--- Direction ---
Filter the lines below, copying only those with the string "title".

--- Input rows ---
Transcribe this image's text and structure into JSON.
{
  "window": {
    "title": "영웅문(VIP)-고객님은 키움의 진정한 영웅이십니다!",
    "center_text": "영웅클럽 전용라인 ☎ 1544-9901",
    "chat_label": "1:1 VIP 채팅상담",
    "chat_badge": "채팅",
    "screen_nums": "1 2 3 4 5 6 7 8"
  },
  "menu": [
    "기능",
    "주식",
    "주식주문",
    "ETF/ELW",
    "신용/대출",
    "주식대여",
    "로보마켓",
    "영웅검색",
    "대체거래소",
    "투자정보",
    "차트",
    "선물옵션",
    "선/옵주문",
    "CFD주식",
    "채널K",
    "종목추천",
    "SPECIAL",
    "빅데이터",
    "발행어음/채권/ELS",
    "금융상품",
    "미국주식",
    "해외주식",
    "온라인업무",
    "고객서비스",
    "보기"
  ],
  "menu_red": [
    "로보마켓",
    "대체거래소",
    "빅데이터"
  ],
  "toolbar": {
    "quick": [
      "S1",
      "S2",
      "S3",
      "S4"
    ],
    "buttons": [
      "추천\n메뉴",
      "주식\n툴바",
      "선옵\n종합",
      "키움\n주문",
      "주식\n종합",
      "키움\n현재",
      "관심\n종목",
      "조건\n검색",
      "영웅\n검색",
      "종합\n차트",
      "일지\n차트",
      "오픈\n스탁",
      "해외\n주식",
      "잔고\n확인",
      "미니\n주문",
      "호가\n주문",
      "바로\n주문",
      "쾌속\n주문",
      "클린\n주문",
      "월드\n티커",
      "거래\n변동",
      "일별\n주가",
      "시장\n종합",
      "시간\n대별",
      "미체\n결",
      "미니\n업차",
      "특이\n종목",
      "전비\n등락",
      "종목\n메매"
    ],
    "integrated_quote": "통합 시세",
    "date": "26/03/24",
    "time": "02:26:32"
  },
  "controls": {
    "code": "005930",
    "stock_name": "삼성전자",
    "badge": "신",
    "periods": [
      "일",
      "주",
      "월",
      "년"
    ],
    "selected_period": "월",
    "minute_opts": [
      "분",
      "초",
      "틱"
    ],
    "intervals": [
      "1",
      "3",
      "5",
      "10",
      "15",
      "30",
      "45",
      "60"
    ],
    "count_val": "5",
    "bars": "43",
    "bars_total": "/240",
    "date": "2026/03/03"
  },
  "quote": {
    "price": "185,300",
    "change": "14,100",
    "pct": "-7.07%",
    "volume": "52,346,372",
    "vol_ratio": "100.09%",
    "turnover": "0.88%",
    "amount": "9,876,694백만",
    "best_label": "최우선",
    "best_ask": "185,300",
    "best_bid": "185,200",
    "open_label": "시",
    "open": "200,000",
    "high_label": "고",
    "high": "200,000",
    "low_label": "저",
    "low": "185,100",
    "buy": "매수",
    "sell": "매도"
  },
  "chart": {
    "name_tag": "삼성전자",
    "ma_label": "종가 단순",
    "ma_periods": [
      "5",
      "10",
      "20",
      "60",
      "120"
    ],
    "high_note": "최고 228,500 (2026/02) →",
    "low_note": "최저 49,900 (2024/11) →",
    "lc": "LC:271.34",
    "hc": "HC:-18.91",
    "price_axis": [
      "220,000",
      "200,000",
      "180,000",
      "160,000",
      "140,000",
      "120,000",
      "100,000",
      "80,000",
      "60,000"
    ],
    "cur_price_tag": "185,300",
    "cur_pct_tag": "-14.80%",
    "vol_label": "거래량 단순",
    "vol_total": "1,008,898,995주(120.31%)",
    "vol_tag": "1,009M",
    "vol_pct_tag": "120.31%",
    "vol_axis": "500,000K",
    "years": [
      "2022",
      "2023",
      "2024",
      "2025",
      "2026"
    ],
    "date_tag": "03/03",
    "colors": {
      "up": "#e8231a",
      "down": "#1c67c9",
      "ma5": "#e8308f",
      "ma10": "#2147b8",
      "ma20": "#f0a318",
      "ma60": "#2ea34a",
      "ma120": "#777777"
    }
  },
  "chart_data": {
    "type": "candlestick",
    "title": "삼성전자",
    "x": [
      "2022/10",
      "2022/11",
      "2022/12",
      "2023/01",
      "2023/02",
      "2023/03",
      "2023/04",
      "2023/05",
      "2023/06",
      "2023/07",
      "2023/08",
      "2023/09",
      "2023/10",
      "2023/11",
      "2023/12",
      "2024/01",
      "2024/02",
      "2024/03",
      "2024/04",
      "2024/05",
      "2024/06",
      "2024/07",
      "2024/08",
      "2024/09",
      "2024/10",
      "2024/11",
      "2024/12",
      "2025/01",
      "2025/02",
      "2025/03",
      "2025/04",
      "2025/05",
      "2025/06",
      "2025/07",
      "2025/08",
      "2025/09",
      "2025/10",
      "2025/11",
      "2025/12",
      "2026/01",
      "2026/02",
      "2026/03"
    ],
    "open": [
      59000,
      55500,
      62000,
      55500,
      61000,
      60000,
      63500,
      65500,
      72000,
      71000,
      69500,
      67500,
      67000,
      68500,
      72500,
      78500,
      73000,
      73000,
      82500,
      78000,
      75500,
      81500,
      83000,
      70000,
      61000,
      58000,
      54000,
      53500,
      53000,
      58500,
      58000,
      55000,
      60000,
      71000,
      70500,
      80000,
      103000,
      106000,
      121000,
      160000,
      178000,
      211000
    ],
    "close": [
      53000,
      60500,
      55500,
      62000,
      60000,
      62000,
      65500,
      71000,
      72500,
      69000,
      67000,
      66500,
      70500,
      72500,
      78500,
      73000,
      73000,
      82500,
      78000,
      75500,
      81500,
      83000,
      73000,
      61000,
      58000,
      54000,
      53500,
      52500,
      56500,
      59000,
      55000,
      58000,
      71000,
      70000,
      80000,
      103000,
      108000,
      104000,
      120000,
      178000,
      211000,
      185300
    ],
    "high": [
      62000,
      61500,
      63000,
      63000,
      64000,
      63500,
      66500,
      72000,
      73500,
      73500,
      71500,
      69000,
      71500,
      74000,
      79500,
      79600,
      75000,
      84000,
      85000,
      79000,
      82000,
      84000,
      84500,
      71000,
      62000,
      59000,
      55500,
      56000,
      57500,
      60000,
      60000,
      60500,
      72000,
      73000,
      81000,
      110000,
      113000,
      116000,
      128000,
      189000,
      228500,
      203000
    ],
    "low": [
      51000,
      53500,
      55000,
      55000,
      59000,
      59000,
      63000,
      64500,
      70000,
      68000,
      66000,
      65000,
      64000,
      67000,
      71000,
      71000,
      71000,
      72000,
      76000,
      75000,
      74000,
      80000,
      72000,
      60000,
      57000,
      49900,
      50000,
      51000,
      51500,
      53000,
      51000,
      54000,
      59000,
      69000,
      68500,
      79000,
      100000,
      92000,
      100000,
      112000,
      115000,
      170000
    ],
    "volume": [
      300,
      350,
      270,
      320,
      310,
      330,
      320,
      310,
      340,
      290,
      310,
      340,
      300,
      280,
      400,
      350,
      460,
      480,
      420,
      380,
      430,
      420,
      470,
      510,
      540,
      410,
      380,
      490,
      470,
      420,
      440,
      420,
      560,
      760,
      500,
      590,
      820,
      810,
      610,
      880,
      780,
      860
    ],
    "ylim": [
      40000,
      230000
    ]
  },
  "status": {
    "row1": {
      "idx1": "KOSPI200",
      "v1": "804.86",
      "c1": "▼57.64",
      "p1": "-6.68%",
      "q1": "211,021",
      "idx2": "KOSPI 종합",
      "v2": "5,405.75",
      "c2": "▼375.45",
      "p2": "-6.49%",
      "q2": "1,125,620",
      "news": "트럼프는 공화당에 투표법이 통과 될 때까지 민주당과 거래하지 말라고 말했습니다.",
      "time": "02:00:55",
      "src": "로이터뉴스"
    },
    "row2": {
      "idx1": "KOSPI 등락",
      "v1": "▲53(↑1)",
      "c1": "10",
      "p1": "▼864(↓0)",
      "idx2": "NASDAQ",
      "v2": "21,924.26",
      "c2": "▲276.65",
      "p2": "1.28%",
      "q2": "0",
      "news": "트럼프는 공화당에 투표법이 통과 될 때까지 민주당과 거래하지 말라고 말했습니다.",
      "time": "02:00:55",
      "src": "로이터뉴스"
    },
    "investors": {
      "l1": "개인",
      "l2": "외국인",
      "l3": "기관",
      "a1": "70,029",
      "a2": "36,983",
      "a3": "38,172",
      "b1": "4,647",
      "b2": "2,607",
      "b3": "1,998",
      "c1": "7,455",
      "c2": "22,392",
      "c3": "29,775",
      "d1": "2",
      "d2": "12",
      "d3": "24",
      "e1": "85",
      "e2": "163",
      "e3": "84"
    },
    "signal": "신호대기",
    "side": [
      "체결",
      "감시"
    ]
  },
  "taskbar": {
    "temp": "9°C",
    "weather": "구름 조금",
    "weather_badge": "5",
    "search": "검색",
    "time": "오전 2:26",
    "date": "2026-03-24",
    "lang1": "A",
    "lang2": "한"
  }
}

--- Solved problem ---
    "title": "영웅문(VIP)-고객님은 키움의 진정한 영웅이십니다!",
    "title": "삼성전자",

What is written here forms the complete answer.